(To do):
Please write out the rows below exactly, starting at the line that contains "time-value: 6:30 bbox=[501, 572, 534, 592]" and ending at the line that contains "day-cell-monday bbox=[8, 254, 151, 423]", both included.

─── Extracted material

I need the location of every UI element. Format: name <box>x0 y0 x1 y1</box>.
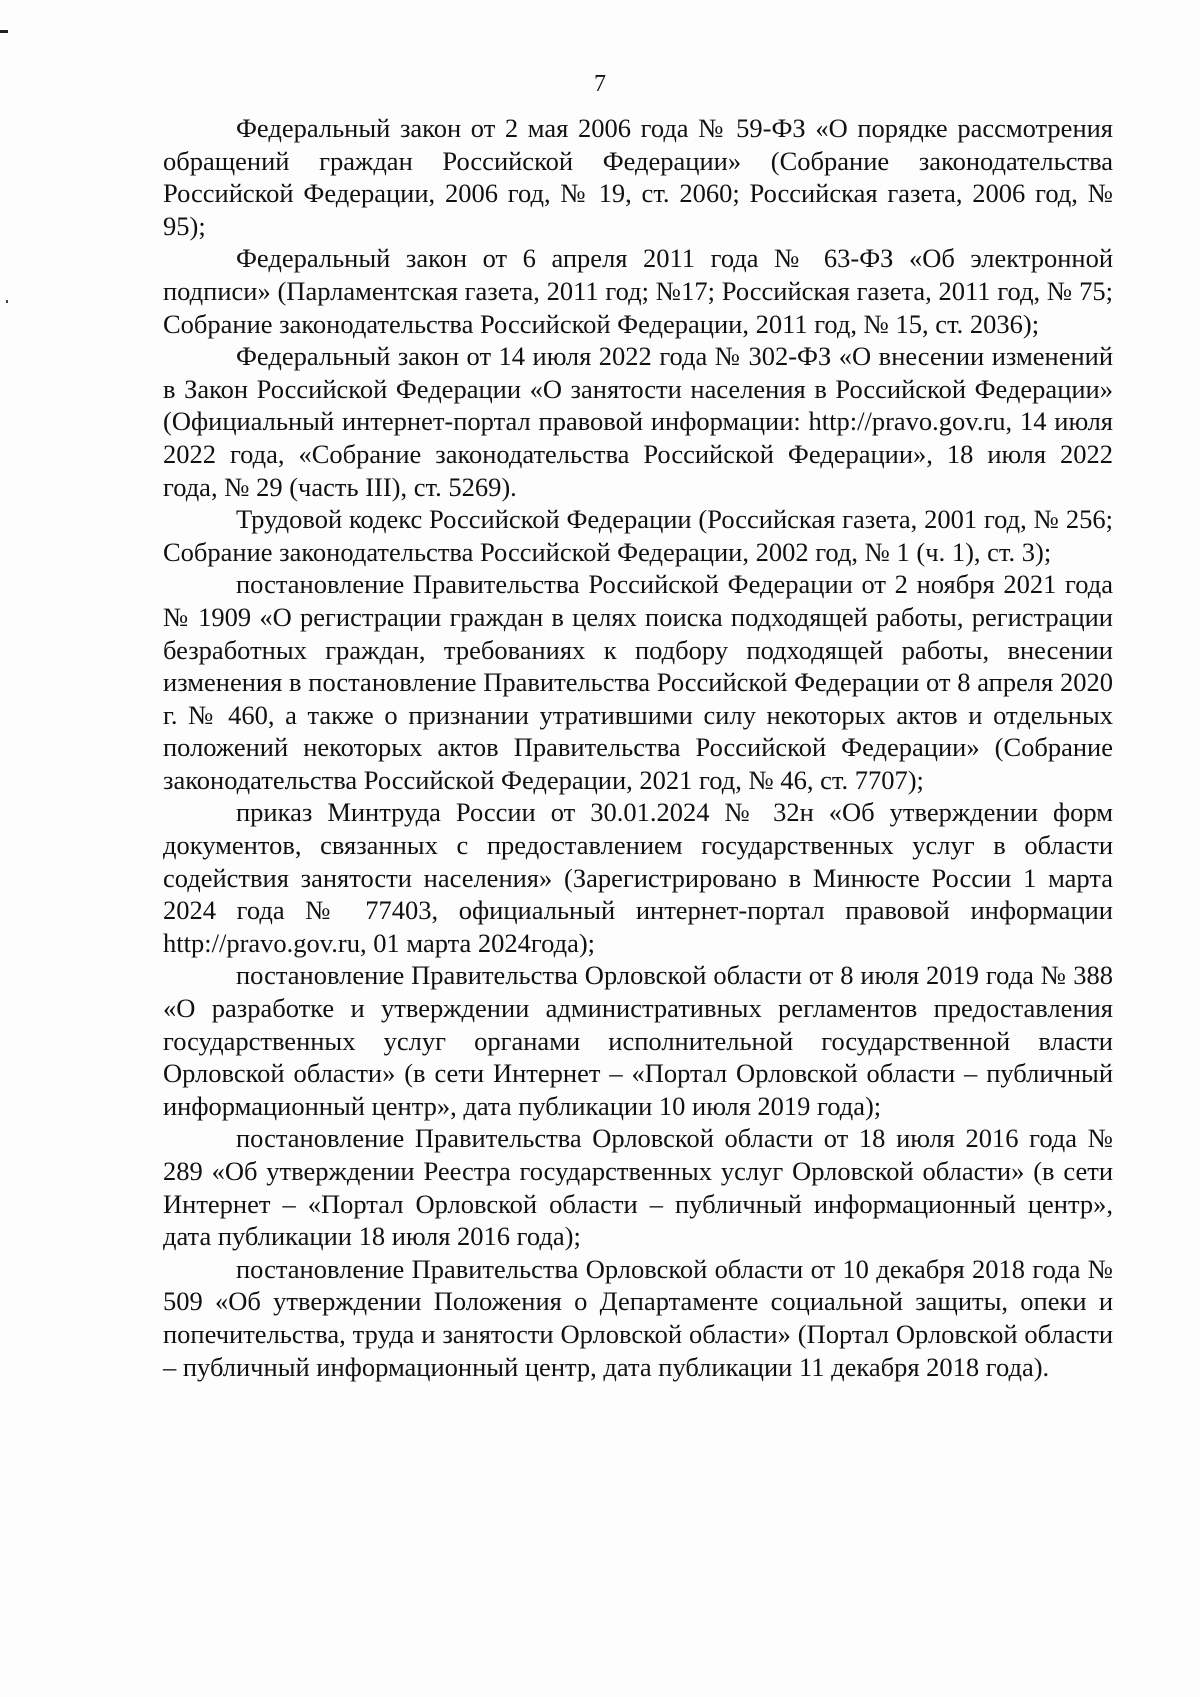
scan-artifact-dot <box>6 300 8 303</box>
paragraph-law-59fz: Федеральный закон от 2 мая 2006 года № 59-ФЗ «О порядке рассмотрения обращений граждан Российской Федерации» (Собрание законодательства Российской Федерации, 2006 год, № 19, ст. 2060; Российская газета, 2006 год, № 95); <box>163 113 1113 241</box>
scan-artifact-mark <box>0 30 8 33</box>
document-body <box>163 112 1113 1383</box>
paragraph-orel-decree-289: постановление Правительства Орловской области от 18 июля 2016 года № 289 «Об утверждении Реестра государственных услуг Орловской области» (в сети Интернет – «Портал Орловской области – публичный информационный центр», дата публикации 18 июля 2016 года); <box>163 1123 1113 1252</box>
paragraph-government-decree-1909: постановление Правительства Российской Федерации от 2 ноября 2021 года № 1909 «О регистрации граждан в целях поиска подходящей работы, регистрации безработных граждан, требованиях к подбору подходящей работы, внесении изменения в постановление Правительства Российской Федерации от 8 апреля 2020 г. № 460, а также о признании утратившими силу некоторых актов и отдельных положений некоторых актов Правительства Российской Федерации» (Собрание законодательства Российской Федерации, 2021 год, № 46, ст. 7707); <box>163 569 1113 795</box>
page-number: 7 <box>594 71 606 97</box>
paragraph-orel-decree-509: постановление Правительства Орловской области от 10 декабря 2018 года № 509 «Об утверждении Положения о Департаменте социальной защиты, опеки и попечительства, труда и занятости Орловской области» (Портал Орловской области – публичный информационный центр, дата публикации 11 декабря 2018 года). <box>163 1253 1113 1382</box>
paragraph-orel-decree-388: постановление Правительства Орловской области от 8 июля 2019 года № 388 «О разработке и утверждении административных регламентов предоставления государственных услуг органами исполнительной государственной власти Орловской области» (в сети Интернет – «Портал Орловской области – публичный информационный центр», дата публикации 10 июля 2019 года); <box>163 960 1113 1121</box>
paragraph-labor-code: Трудовой кодекс Российской Федерации (Российская газета, 2001 год, № 256; Собрание законодательства Российской Федерации, 2002 год, № 1 (ч. 1), ст. 3); <box>163 504 1113 567</box>
paragraph-law-302fz: Федеральный закон от 14 июля 2022 года № 302-ФЗ «О внесении изменений в Закон Российской Федерации «О занятости населения в Российской Федерации» (Официальный интернет-портал правовой информации: http://pravo.gov.ru, 14 июля 2022 года, «Собрание законодательства Российской Федерации», 18 июля 2022 года, № 29 (часть III), ст. 5269). <box>163 341 1113 502</box>
paragraph-mintrud-order-32n: приказ Минтруда России от 30.01.2024 № 32н «Об утверждении форм документов, связанных с предоставлением государственных услуг в области содействия занятости населения» (Зарегистрировано в Минюсте России 1 марта 2024 года № 77403, официальный интернет-портал правовой информации http://pravo.gov.ru, 01 марта 2024года); <box>163 797 1113 958</box>
paragraph-law-63fz: Федеральный закон от 6 апреля 2011 года № 63-ФЗ «Об электронной подписи» (Парламентская газета, 2011 год; №17; Российская газета, 2011 год, № 75; Собрание законодательства Российской Федерации, 2011 год, № 15, ст. 2036); <box>163 243 1113 339</box>
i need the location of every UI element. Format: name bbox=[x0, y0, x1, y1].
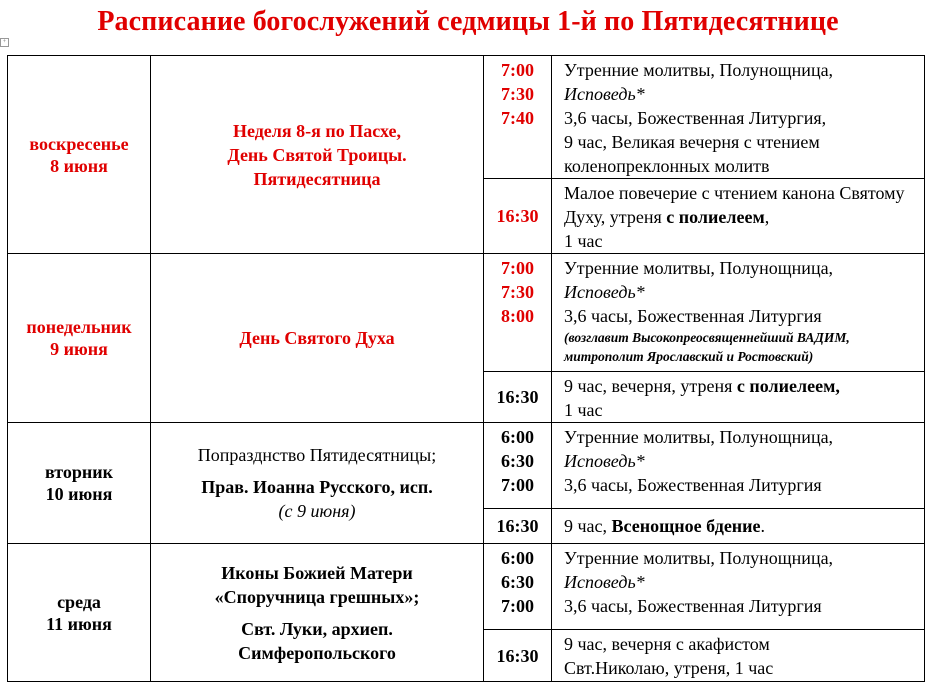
time-value: 6:30 bbox=[501, 572, 534, 592]
evening-time-sunday: 16:30 bbox=[484, 179, 552, 254]
time-value: 7:00 bbox=[501, 475, 534, 495]
evening-time-monday: 16:30 bbox=[484, 372, 552, 423]
feast-line: «Споручница грешных»; bbox=[214, 586, 420, 607]
table-row-tuesday-morning bbox=[8, 423, 925, 509]
day-cell-wednesday bbox=[8, 544, 151, 682]
service-line: 3,6 часы, Божественная Литургия bbox=[564, 596, 822, 616]
feast-cell-sunday bbox=[151, 56, 484, 254]
day-date: 9 июня bbox=[50, 339, 108, 359]
day-date: 10 июня bbox=[45, 484, 113, 504]
feast-cell-tuesday bbox=[151, 423, 484, 544]
confession-line: Исповедь* bbox=[564, 282, 645, 302]
service-note: (возглавит Высокопреосвященнейший ВАДИМ, bbox=[564, 330, 850, 345]
day-cell-monday bbox=[8, 254, 151, 423]
service-text: Малое повечерие с чтением канона Святому Духу, утреня bbox=[564, 183, 905, 227]
time-value: 7:30 bbox=[501, 282, 534, 302]
service-bold-text: Всенощное бдение bbox=[611, 516, 761, 536]
day-name: воскресенье bbox=[29, 133, 129, 154]
morning-times-monday bbox=[484, 254, 552, 372]
day-date: 11 июня bbox=[46, 613, 112, 634]
service-line: 3,6 часы, Божественная Литургия bbox=[564, 475, 822, 495]
day-cell-sunday bbox=[8, 56, 151, 254]
time-value: 7:00 bbox=[501, 258, 534, 278]
feast-line: Прав. Иоанна Русского, исп. bbox=[201, 477, 433, 497]
table-move-handle-icon[interactable]: + bbox=[0, 38, 9, 47]
confession-line: Исповедь* bbox=[564, 572, 645, 592]
feast-line: Пятидесятница bbox=[253, 168, 381, 189]
page-title: Расписание богослужений седмицы 1-й по Пятидесятнице bbox=[97, 6, 839, 37]
service-line: 9 час, вечерня с акафистом bbox=[564, 634, 770, 654]
service-line: Утренние молитвы, Полунощница, bbox=[564, 548, 834, 568]
evening-service-tuesday bbox=[552, 509, 925, 544]
evening-time-wednesday: 16:30 bbox=[484, 630, 552, 682]
service-line: 9 час, Великая вечерня с чтением bbox=[564, 132, 820, 152]
service-line: 3,6 часы, Божественная Литургия bbox=[564, 306, 822, 326]
feast-line: Иконы Божией Матери bbox=[221, 562, 413, 583]
service-text: . bbox=[760, 516, 766, 536]
evening-service-sunday bbox=[552, 179, 925, 254]
confession-line: Исповедь* bbox=[564, 84, 645, 104]
time-value: 6:30 bbox=[501, 451, 534, 471]
service-line: Утренние молитвы, Полунощница, bbox=[564, 258, 834, 278]
morning-services-sunday bbox=[552, 56, 925, 179]
day-cell-tuesday bbox=[8, 423, 151, 544]
time-value: 6:00 bbox=[501, 548, 534, 568]
evening-service-monday bbox=[552, 372, 925, 423]
morning-times-sunday bbox=[484, 56, 552, 179]
morning-times-wednesday bbox=[484, 544, 552, 630]
service-line: Утренние молитвы, Полунощница, bbox=[564, 427, 834, 447]
service-line: 1 час bbox=[564, 231, 603, 251]
service-line: коленопреклонных молитв bbox=[564, 156, 770, 176]
service-note: митрополит Ярославский и Ростовский) bbox=[564, 349, 814, 364]
feast-line: День Святого Духа bbox=[239, 328, 395, 348]
service-line: 1 час bbox=[564, 400, 603, 420]
feast-line: Неделя 8-я по Пасхе, bbox=[232, 120, 402, 141]
feast-cell-monday bbox=[151, 254, 484, 423]
feast-line: Свт. Луки, архиеп. bbox=[241, 618, 393, 639]
table-row-wednesday-morning bbox=[8, 544, 925, 630]
service-line: Утренние молитвы, Полунощница, bbox=[564, 60, 834, 80]
table-row-monday-morning bbox=[8, 254, 925, 372]
time-value: 7:00 bbox=[501, 596, 534, 616]
service-bold-text: с полиелеем, bbox=[736, 376, 840, 396]
feast-cell-wednesday bbox=[151, 544, 484, 682]
day-name: среда bbox=[57, 591, 101, 612]
day-name: вторник bbox=[44, 462, 113, 482]
feast-line: День Святой Троицы. bbox=[227, 144, 407, 165]
service-text: 9 час, вечерня, утреня bbox=[564, 376, 737, 396]
evening-service-wednesday bbox=[552, 630, 925, 682]
service-line: 3,6 часы, Божественная Литургия, bbox=[564, 108, 827, 128]
confession-line: Исповедь* bbox=[564, 451, 645, 471]
service-line: Свт.Николаю, утреня, 1 час bbox=[564, 658, 774, 678]
morning-services-wednesday bbox=[552, 544, 925, 630]
time-value: 7:00 bbox=[501, 60, 534, 80]
table-row-sunday-morning bbox=[8, 56, 925, 179]
feast-line: Симферопольского bbox=[238, 642, 396, 663]
feast-line: Попразднство Пятидесятницы; bbox=[197, 445, 437, 465]
time-value: 6:00 bbox=[501, 427, 534, 447]
day-name: понедельник bbox=[26, 317, 132, 337]
service-text: , bbox=[764, 207, 770, 227]
time-value: 7:40 bbox=[501, 108, 534, 128]
time-value: 7:30 bbox=[501, 84, 534, 104]
service-text: 9 час, bbox=[564, 516, 612, 536]
morning-times-tuesday bbox=[484, 423, 552, 509]
time-value: 8:00 bbox=[501, 306, 534, 326]
morning-services-tuesday bbox=[552, 423, 925, 509]
service-bold-text: с полиелеем bbox=[666, 207, 765, 227]
day-date: 8 июня bbox=[50, 155, 108, 176]
morning-services-monday bbox=[552, 254, 925, 372]
feast-line: (с 9 июня) bbox=[278, 501, 356, 521]
schedule-table bbox=[7, 55, 925, 682]
evening-time-tuesday: 16:30 bbox=[484, 509, 552, 544]
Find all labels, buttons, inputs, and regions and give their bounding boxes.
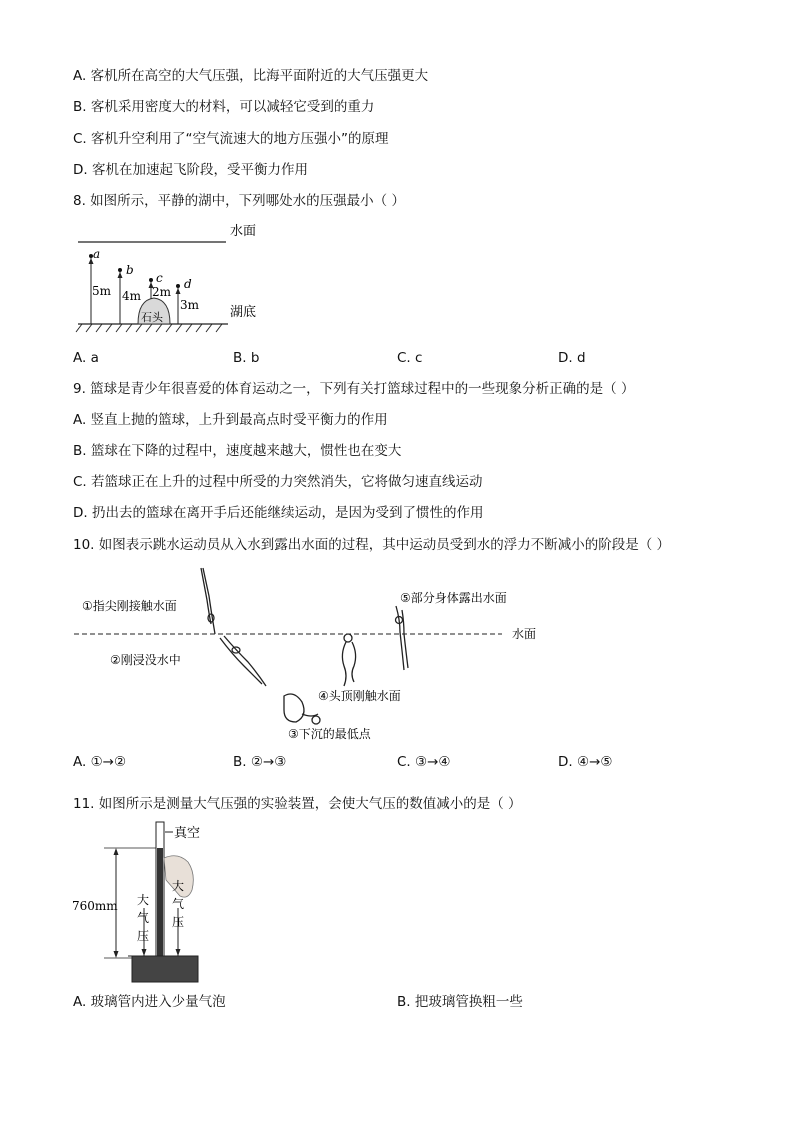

──────

(Written reply):
time-value: 6:30 bbox=[501, 572, 534, 592]
evening-time-sunday: 16:30 bbox=[484, 179, 552, 254]
time-value: 7:00 bbox=[501, 475, 534, 495]
evening-time-monday: 16:30 bbox=[484, 372, 552, 423]
feast-line: «Споручница грешных»; bbox=[214, 586, 420, 607]
table-row-tuesday-morning bbox=[8, 423, 925, 509]
day-cell-wednesday bbox=[8, 544, 151, 682]
service-line: 3,6 часы, Божественная Литургия bbox=[564, 596, 822, 616]
feast-cell-sunday bbox=[151, 56, 484, 254]
day-date: 9 июня bbox=[50, 339, 108, 359]
day-date: 10 июня bbox=[45, 484, 113, 504]
feast-cell-tuesday bbox=[151, 423, 484, 544]
confession-line: Исповедь* bbox=[564, 282, 645, 302]
service-note: (возглавит Высокопреосвященнейший ВАДИМ, bbox=[564, 330, 850, 345]
day-cell-monday bbox=[8, 254, 151, 423]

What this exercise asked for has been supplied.